» **THE DATA**
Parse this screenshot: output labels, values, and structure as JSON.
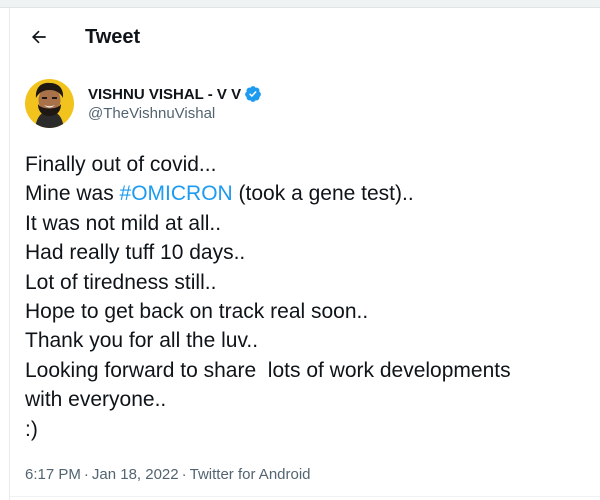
{
  "header": {
    "back_icon": "arrow-left-icon",
    "title": "Tweet"
  },
  "author": {
    "display_name": "VISHNU VISHAL - V V",
    "handle": "@TheVishnuVishal",
    "verified": true,
    "verified_icon": "verified-badge-icon",
    "avatar_icon": "profile-avatar"
  },
  "tweet": {
    "lines": [
      {
        "before": "Finally out of covid..."
      },
      {
        "before": "Mine was ",
        "hashtag": "#OMICRON",
        "after": " (took a gene test).."
      },
      {
        "before": "It was not mild at all.."
      },
      {
        "before": "Had really tuff 10 days.."
      },
      {
        "before": "Lot of tiredness still.."
      },
      {
        "before": "Hope to get back on track real soon.."
      },
      {
        "before": "Thank you for all the luv.."
      },
      {
        "before": "Looking forward to share  lots of work developments"
      },
      {
        "before": "with everyone.."
      },
      {
        "before": ":)"
      }
    ]
  },
  "meta": {
    "time": "6:17 PM",
    "separator": "·",
    "date": "Jan 18, 2022",
    "source": "Twitter for Android"
  },
  "colors": {
    "text": "#0f1419",
    "secondary": "#536471",
    "link": "#1d9bf0",
    "avatar_bg": "#f2c31d"
  }
}
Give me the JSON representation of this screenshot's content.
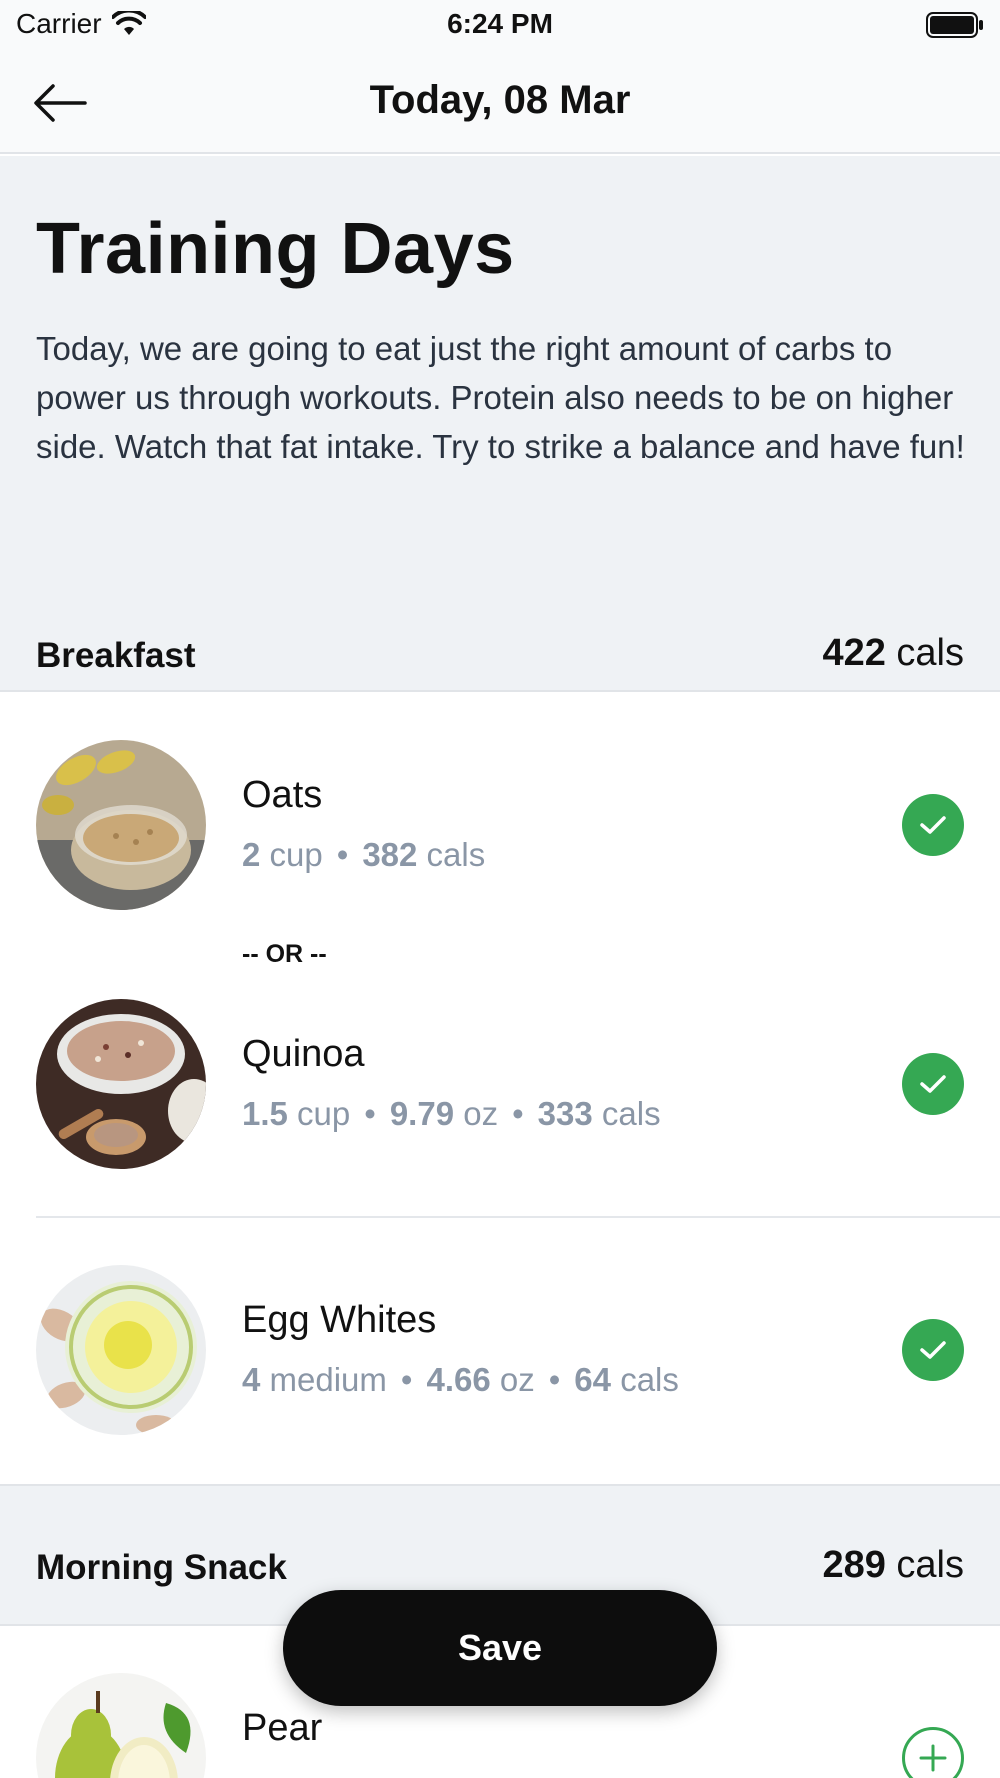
{
  "status_bar": {
    "carrier": "Carrier",
    "time": "6:24 PM"
  },
  "nav": {
    "title": "Today, 08 Mar"
  },
  "intro": {
    "heading": "Training Days",
    "description": "Today, we are going to eat just the right amount of carbs to power us through workouts. Protein also needs to be on higher side. Watch that fat intake. Try to strike a balance and have fun!"
  },
  "sections": [
    {
      "title": "Breakfast",
      "cals_value": "422",
      "cals_unit": "cals",
      "items": [
        {
          "name": "Oats",
          "qty_value": "2",
          "qty_unit": "cup",
          "cal_value": "382",
          "cal_unit": "cals",
          "status": "checked"
        },
        {
          "name": "Quinoa",
          "qty_value": "1.5",
          "qty_unit": "cup",
          "weight_value": "9.79",
          "weight_unit": "oz",
          "cal_value": "333",
          "cal_unit": "cals",
          "status": "checked"
        },
        {
          "name": "Egg Whites",
          "qty_value": "4",
          "qty_unit": "medium",
          "weight_value": "4.66",
          "weight_unit": "oz",
          "cal_value": "64",
          "cal_unit": "cals",
          "status": "checked"
        }
      ],
      "or_label": "-- OR --"
    },
    {
      "title": "Morning Snack",
      "cals_value": "289",
      "cals_unit": "cals",
      "items": [
        {
          "name": "Pear",
          "status": "add"
        }
      ]
    }
  ],
  "save_label": "Save",
  "colors": {
    "accent_green": "#35a853",
    "section_bg": "#eff2f5",
    "meta_text": "#8a96a6",
    "button_bg": "#0d0d0d"
  },
  "icons": [
    "wifi-icon",
    "battery-icon",
    "back-arrow-icon",
    "check-icon",
    "plus-icon"
  ]
}
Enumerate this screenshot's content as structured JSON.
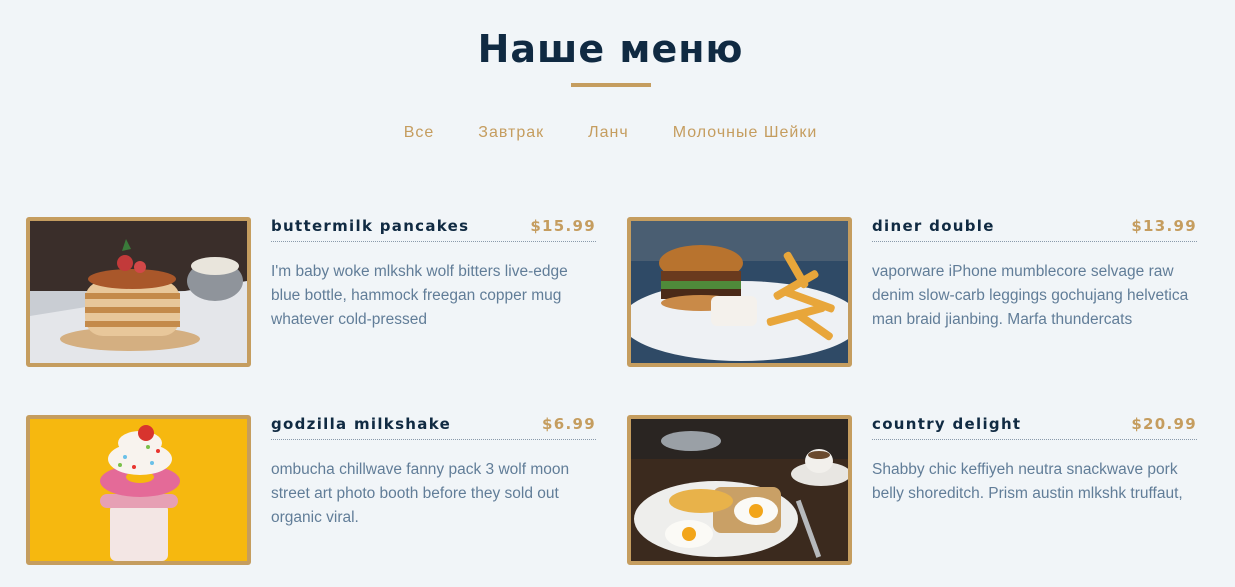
{
  "title": "Наше меню",
  "filters": [
    "Все",
    "Завтрак",
    "Ланч",
    "Молочные Шейки"
  ],
  "items": [
    {
      "name": "buttermilk pancakes",
      "price": "$15.99",
      "desc": "I'm baby woke mlkshk wolf bitters live-edge blue bottle, hammock freegan copper mug whatever cold-pressed",
      "image": "pancakes-photo"
    },
    {
      "name": "diner double",
      "price": "$13.99",
      "desc": "vaporware iPhone mumblecore selvage raw denim slow-carb leggings gochujang helvetica man braid jianbing. Marfa thundercats",
      "image": "burger-photo"
    },
    {
      "name": "godzilla milkshake",
      "price": "$6.99",
      "desc": "ombucha chillwave fanny pack 3 wolf moon street art photo booth before they sold out organic viral.",
      "image": "milkshake-photo"
    },
    {
      "name": "country delight",
      "price": "$20.99",
      "desc": "Shabby chic keffiyeh neutra snackwave pork belly shoreditch. Prism austin mlkshk truffaut,",
      "image": "breakfast-photo"
    }
  ],
  "colors": {
    "accent": "#c59d5f",
    "heading": "#102a42",
    "text": "#617d98",
    "background": "#f1f5f8"
  }
}
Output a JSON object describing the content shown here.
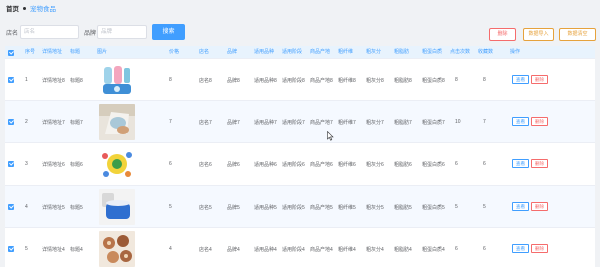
{
  "breadcrumb": {
    "home": "首页",
    "current": "宠物食品"
  },
  "search": {
    "label1": "店名",
    "placeholder1": "店名",
    "label2": "品牌",
    "placeholder2": "品牌",
    "button": "搜索"
  },
  "toolbar": {
    "delete": "删除",
    "import": "数据导入",
    "clear": "数据清空"
  },
  "columns": [
    "序号",
    "详情地址",
    "标题",
    "图片",
    "价格",
    "店名",
    "品牌",
    "适用品种",
    "适用阶段",
    "商品产地",
    "粗纤维",
    "粗灰分",
    "粗脂肪",
    "粗蛋白质",
    "点击次数",
    "收藏数",
    "操作"
  ],
  "actions": {
    "view": "查看",
    "delete": "删除"
  },
  "rows": [
    {
      "index": "1",
      "address": "详情地址8",
      "title": "标题8",
      "price": "8",
      "shop": "店名8",
      "brand": "品牌8",
      "breed": "适用品种8",
      "stage": "适用阶段8",
      "origin": "商品产地8",
      "fiber": "粗纤维8",
      "ash": "粗灰分8",
      "fat": "粗脂肪8",
      "protein": "粗蛋白质8",
      "clicks": "8",
      "favorites": "8"
    },
    {
      "index": "2",
      "address": "详情地址7",
      "title": "标题7",
      "price": "7",
      "shop": "店名7",
      "brand": "品牌7",
      "breed": "适用品种7",
      "stage": "适用阶段7",
      "origin": "商品产地7",
      "fiber": "粗纤维7",
      "ash": "粗灰分7",
      "fat": "粗脂肪7",
      "protein": "粗蛋白质7",
      "clicks": "10",
      "favorites": "7"
    },
    {
      "index": "3",
      "address": "详情地址6",
      "title": "标题6",
      "price": "6",
      "shop": "店名6",
      "brand": "品牌6",
      "breed": "适用品种6",
      "stage": "适用阶段6",
      "origin": "商品产地6",
      "fiber": "粗纤维6",
      "ash": "粗灰分6",
      "fat": "粗脂肪6",
      "protein": "粗蛋白质6",
      "clicks": "6",
      "favorites": "6"
    },
    {
      "index": "4",
      "address": "详情地址5",
      "title": "标题5",
      "price": "5",
      "shop": "店名5",
      "brand": "品牌5",
      "breed": "适用品种5",
      "stage": "适用阶段5",
      "origin": "商品产地5",
      "fiber": "粗纤维5",
      "ash": "粗灰分5",
      "fat": "粗脂肪5",
      "protein": "粗蛋白质5",
      "clicks": "5",
      "favorites": "5"
    },
    {
      "index": "5",
      "address": "详情地址4",
      "title": "标题4",
      "price": "4",
      "shop": "店名4",
      "brand": "品牌4",
      "breed": "适用品种4",
      "stage": "适用阶段4",
      "origin": "商品产地4",
      "fiber": "粗纤维4",
      "ash": "粗灰分4",
      "fat": "粗脂肪4",
      "protein": "粗蛋白质4",
      "clicks": "6",
      "favorites": "6"
    }
  ],
  "colors": {
    "accent": "#409eff",
    "danger": "#f56c6c",
    "warning": "#e6a23c",
    "header_bg": "#e8f3fd"
  }
}
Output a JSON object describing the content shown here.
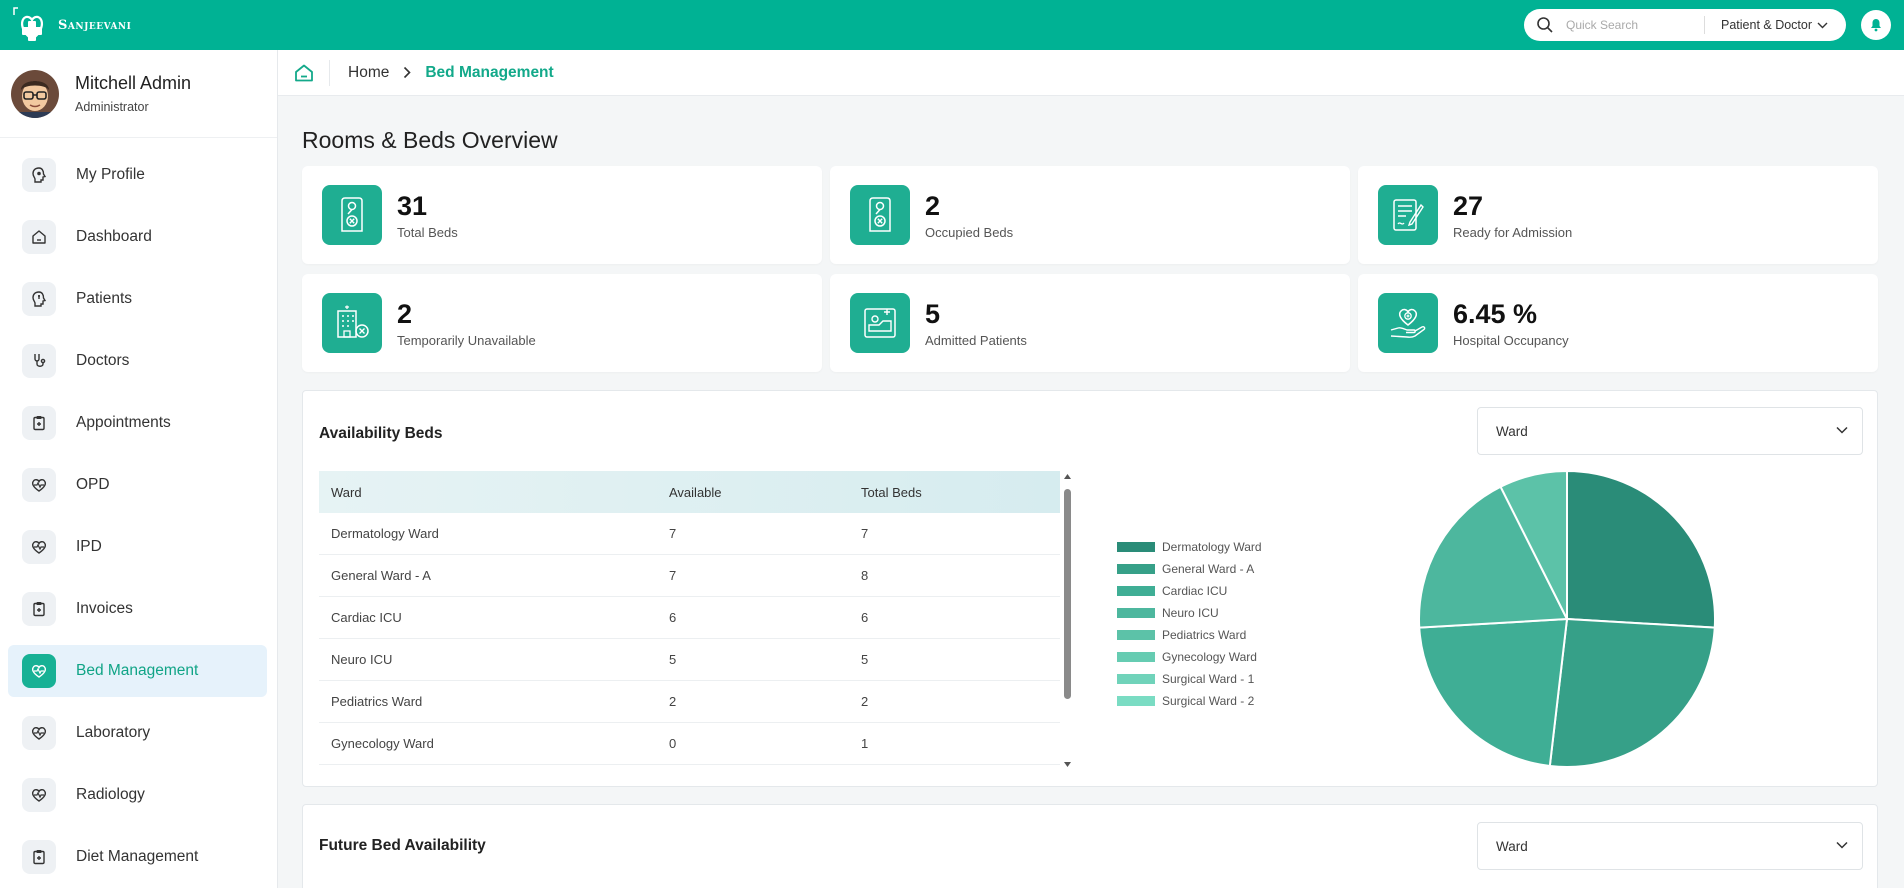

» **EXERCISE PROMPT**
Repeat each of the entries above exactly, but do not carry over the pictures.

» **SOLUTION FOR THIS EXERCISE**
Parse this screenshot: output labels, values, and structure as JSON.
{
  "header": {
    "back_icon": "arrow-left-icon",
    "title": "Tweet"
  },
  "author": {
    "display_name": "VISHNU VISHAL - V V",
    "handle": "@TheVishnuVishal",
    "verified": true,
    "verified_icon": "verified-badge-icon",
    "avatar_icon": "profile-avatar"
  },
  "tweet": {
    "lines": [
      {
        "before": "Finally out of covid..."
      },
      {
        "before": "Mine was ",
        "hashtag": "#OMICRON",
        "after": " (took a gene test).."
      },
      {
        "before": "It was not mild at all.."
      },
      {
        "before": "Had really tuff 10 days.."
      },
      {
        "before": "Lot of tiredness still.."
      },
      {
        "before": "Hope to get back on track real soon.."
      },
      {
        "before": "Thank you for all the luv.."
      },
      {
        "before": "Looking forward to share  lots of work developments"
      },
      {
        "before": "with everyone.."
      },
      {
        "before": ":)"
      }
    ]
  },
  "meta": {
    "time": "6:17 PM",
    "separator": "·",
    "date": "Jan 18, 2022",
    "source": "Twitter for Android"
  },
  "colors": {
    "text": "#0f1419",
    "secondary": "#536471",
    "link": "#1d9bf0",
    "avatar_bg": "#f2c31d"
  }
}
Give me the JSON representation of this screenshot's content.
{
  "status_bar": {
    "carrier": "Carrier",
    "time": "6:24 PM"
  },
  "nav": {
    "title": "Today, 08 Mar"
  },
  "intro": {
    "heading": "Training Days",
    "description": "Today, we are going to eat just the right amount of carbs to power us through workouts. Protein also needs to be on higher side. Watch that fat intake. Try to strike a balance and have fun!"
  },
  "sections": [
    {
      "title": "Breakfast",
      "cals_value": "422",
      "cals_unit": "cals",
      "items": [
        {
          "name": "Oats",
          "qty_value": "2",
          "qty_unit": "cup",
          "cal_value": "382",
          "cal_unit": "cals",
          "status": "checked"
        },
        {
          "name": "Quinoa",
          "qty_value": "1.5",
          "qty_unit": "cup",
          "weight_value": "9.79",
          "weight_unit": "oz",
          "cal_value": "333",
          "cal_unit": "cals",
          "status": "checked"
        },
        {
          "name": "Egg Whites",
          "qty_value": "4",
          "qty_unit": "medium",
          "weight_value": "4.66",
          "weight_unit": "oz",
          "cal_value": "64",
          "cal_unit": "cals",
          "status": "checked"
        }
      ],
      "or_label": "-- OR --"
    },
    {
      "title": "Morning Snack",
      "cals_value": "289",
      "cals_unit": "cals",
      "items": [
        {
          "name": "Pear",
          "status": "add"
        }
      ]
    }
  ],
  "save_label": "Save",
  "colors": {
    "accent_green": "#35a853",
    "section_bg": "#eff2f5",
    "meta_text": "#8a96a6",
    "button_bg": "#0d0d0d"
  },
  "icons": [
    "wifi-icon",
    "battery-icon",
    "back-arrow-icon",
    "check-icon",
    "plus-icon"
  ]
}
Enumerate this screenshot's content as structured JSON.
{
  "title": "Наше меню",
  "filters": [
    "Все",
    "Завтрак",
    "Ланч",
    "Молочные Шейки"
  ],
  "items": [
    {
      "name": "buttermilk pancakes",
      "price": "$15.99",
      "desc": "I'm baby woke mlkshk wolf bitters live-edge blue bottle, hammock freegan copper mug whatever cold-pressed",
      "image": "pancakes-photo"
    },
    {
      "name": "diner double",
      "price": "$13.99",
      "desc": "vaporware iPhone mumblecore selvage raw denim slow-carb leggings gochujang helvetica man braid jianbing. Marfa thundercats",
      "image": "burger-photo"
    },
    {
      "name": "godzilla milkshake",
      "price": "$6.99",
      "desc": "ombucha chillwave fanny pack 3 wolf moon street art photo booth before they sold out organic viral.",
      "image": "milkshake-photo"
    },
    {
      "name": "country delight",
      "price": "$20.99",
      "desc": "Shabby chic keffiyeh neutra snackwave pork belly shoreditch. Prism austin mlkshk truffaut,",
      "image": "breakfast-photo"
    }
  ],
  "colors": {
    "accent": "#c59d5f",
    "heading": "#102a42",
    "text": "#617d98",
    "background": "#f1f5f8"
  }
}
Output a JSON object describing the content shown here.
{
  "breadcrumb": {
    "home": "首页",
    "current": "宠物食品"
  },
  "search": {
    "label1": "店名",
    "placeholder1": "店名",
    "label2": "品牌",
    "placeholder2": "品牌",
    "button": "搜索"
  },
  "toolbar": {
    "delete": "删除",
    "import": "数据导入",
    "clear": "数据清空"
  },
  "columns": [
    "序号",
    "详情地址",
    "标题",
    "图片",
    "价格",
    "店名",
    "品牌",
    "适用品种",
    "适用阶段",
    "商品产地",
    "粗纤维",
    "粗灰分",
    "粗脂肪",
    "粗蛋白质",
    "点击次数",
    "收藏数",
    "操作"
  ],
  "actions": {
    "view": "查看",
    "delete": "删除"
  },
  "rows": [
    {
      "index": "1",
      "address": "详情地址8",
      "title": "标题8",
      "price": "8",
      "shop": "店名8",
      "brand": "品牌8",
      "breed": "适用品种8",
      "stage": "适用阶段8",
      "origin": "商品产地8",
      "fiber": "粗纤维8",
      "ash": "粗灰分8",
      "fat": "粗脂肪8",
      "protein": "粗蛋白质8",
      "clicks": "8",
      "favorites": "8"
    },
    {
      "index": "2",
      "address": "详情地址7",
      "title": "标题7",
      "price": "7",
      "shop": "店名7",
      "brand": "品牌7",
      "breed": "适用品种7",
      "stage": "适用阶段7",
      "origin": "商品产地7",
      "fiber": "粗纤维7",
      "ash": "粗灰分7",
      "fat": "粗脂肪7",
      "protein": "粗蛋白质7",
      "clicks": "10",
      "favorites": "7"
    },
    {
      "index": "3",
      "address": "详情地址6",
      "title": "标题6",
      "price": "6",
      "shop": "店名6",
      "brand": "品牌6",
      "breed": "适用品种6",
      "stage": "适用阶段6",
      "origin": "商品产地6",
      "fiber": "粗纤维6",
      "ash": "粗灰分6",
      "fat": "粗脂肪6",
      "protein": "粗蛋白质6",
      "clicks": "6",
      "favorites": "6"
    },
    {
      "index": "4",
      "address": "详情地址5",
      "title": "标题5",
      "price": "5",
      "shop": "店名5",
      "brand": "品牌5",
      "breed": "适用品种5",
      "stage": "适用阶段5",
      "origin": "商品产地5",
      "fiber": "粗纤维5",
      "ash": "粗灰分5",
      "fat": "粗脂肪5",
      "protein": "粗蛋白质5",
      "clicks": "5",
      "favorites": "5"
    },
    {
      "index": "5",
      "address": "详情地址4",
      "title": "标题4",
      "price": "4",
      "shop": "店名4",
      "brand": "品牌4",
      "breed": "适用品种4",
      "stage": "适用阶段4",
      "origin": "商品产地4",
      "fiber": "粗纤维4",
      "ash": "粗灰分4",
      "fat": "粗脂肪4",
      "protein": "粗蛋白质4",
      "clicks": "6",
      "favorites": "6"
    }
  ],
  "colors": {
    "accent": "#409eff",
    "danger": "#f56c6c",
    "warning": "#e6a23c",
    "header_bg": "#e8f3fd"
  }
}
Output a JSON object describing the content shown here.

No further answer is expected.